Repeat all the material exactly; pictures stay out of your copy.

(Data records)
◆ ◆ ◆ ◆
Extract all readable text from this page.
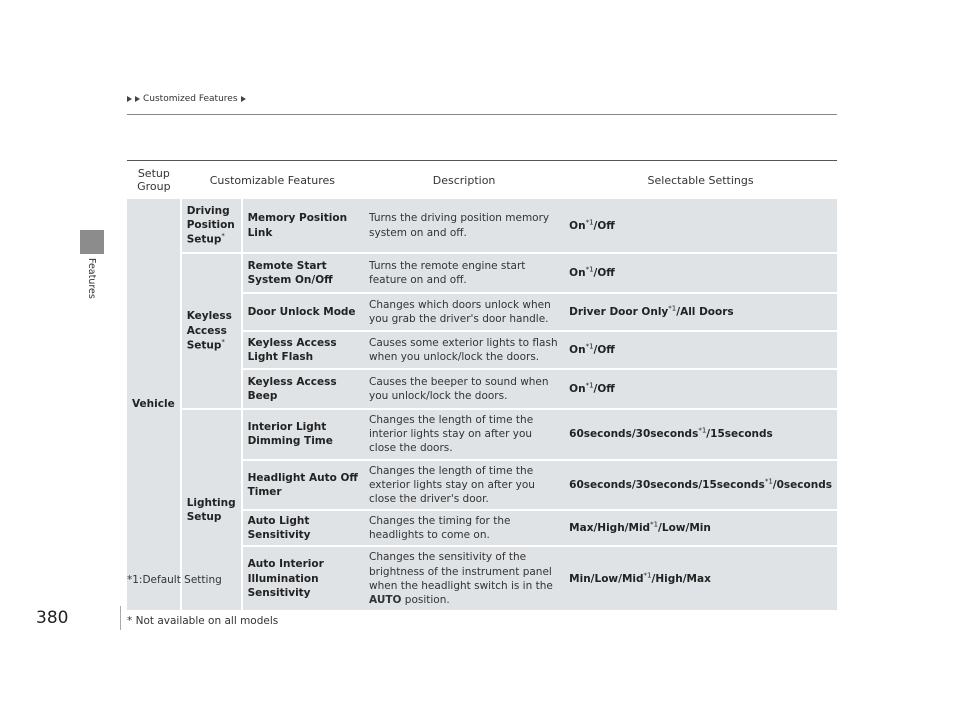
Customized Features
Features
Setup Group	Customizable Features		Description	Selectable Settings
Vehicle	Driving Position Setup*	Memory Position Link	Turns the driving position memory system on and off.	On$^{*1}$/Off
	Keyless Access Setup*	Remote Start System On/Off	Turns the remote engine start feature on and off.	On$^{*1}$/Off
		Door Unlock Mode	Changes which doors unlock when you grab the driver's door handle.	Driver Door Only$^{*1}$/All Doors
		Keyless Access Light Flash	Causes some exterior lights to flash when you unlock/lock the doors.	On$^{*1}$/Off
		Keyless Access Beep	Causes the beeper to sound when you unlock/lock the doors.	On$^{*1}$/Off
	Lighting Setup	Interior Light Dimming Time	Changes the length of time the interior lights stay on after you close the doors.	60seconds/30seconds$^{*1}$/15seconds
		Headlight Auto Off Timer	Changes the length of time the exterior lights stay on after you close the driver's door.	60seconds/30seconds/15seconds$^{*1}$/0seconds
		Auto Light Sensitivity	Changes the timing for the headlights to come on.	Max/High/Mid$^{*1}$/Low/Min
		Auto Interior Illumination Sensitivity	Changes the sensitivity of the brightness of the instrument panel when the headlight switch is in the AUTO position.	Min/Low/Mid$^{*1}$/High/Max
*1:Default Setting
380	* Not available on all models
◆ ◆ ◆ ◆
TASK RESULT>
Extract all readable text from this page.
Customized Features
Features
Setup Group	Customizable Features		Description	Selectable Settings
Vehicle	Driving Position Setup*	Memory Position Link	Turns the driving position memory system on and off.	On$^{*1}$/Off
	Keyless Access Setup*	Remote Start System On/Off	Turns the remote engine start feature on and off.	On$^{*1}$/Off
		Door Unlock Mode	Changes which doors unlock when you grab the driver's door handle.	Driver Door Only$^{*1}$/All Doors
		Keyless Access Light Flash	Causes some exterior lights to flash when you unlock/lock the doors.	On$^{*1}$/Off
		Keyless Access Beep	Causes the beeper to sound when you unlock/lock the doors.	On$^{*1}$/Off
	Lighting Setup	Interior Light Dimming Time	Changes the length of time the interior lights stay on after you close the doors.	60seconds/30seconds$^{*1}$/15seconds
		Headlight Auto Off Timer	Changes the length of time the exterior lights stay on after you close the driver's door.	60seconds/30seconds/15seconds$^{*1}$/0seconds
		Auto Light Sensitivity	Changes the timing for the headlights to come on.	Max/High/Mid$^{*1}$/Low/Min
		Auto Interior Illumination Sensitivity	Changes the sensitivity of the brightness of the instrument panel when the headlight switch is in the AUTO position.	Min/Low/Mid$^{*1}$/High/Max
*1:Default Setting
380	* Not available on all models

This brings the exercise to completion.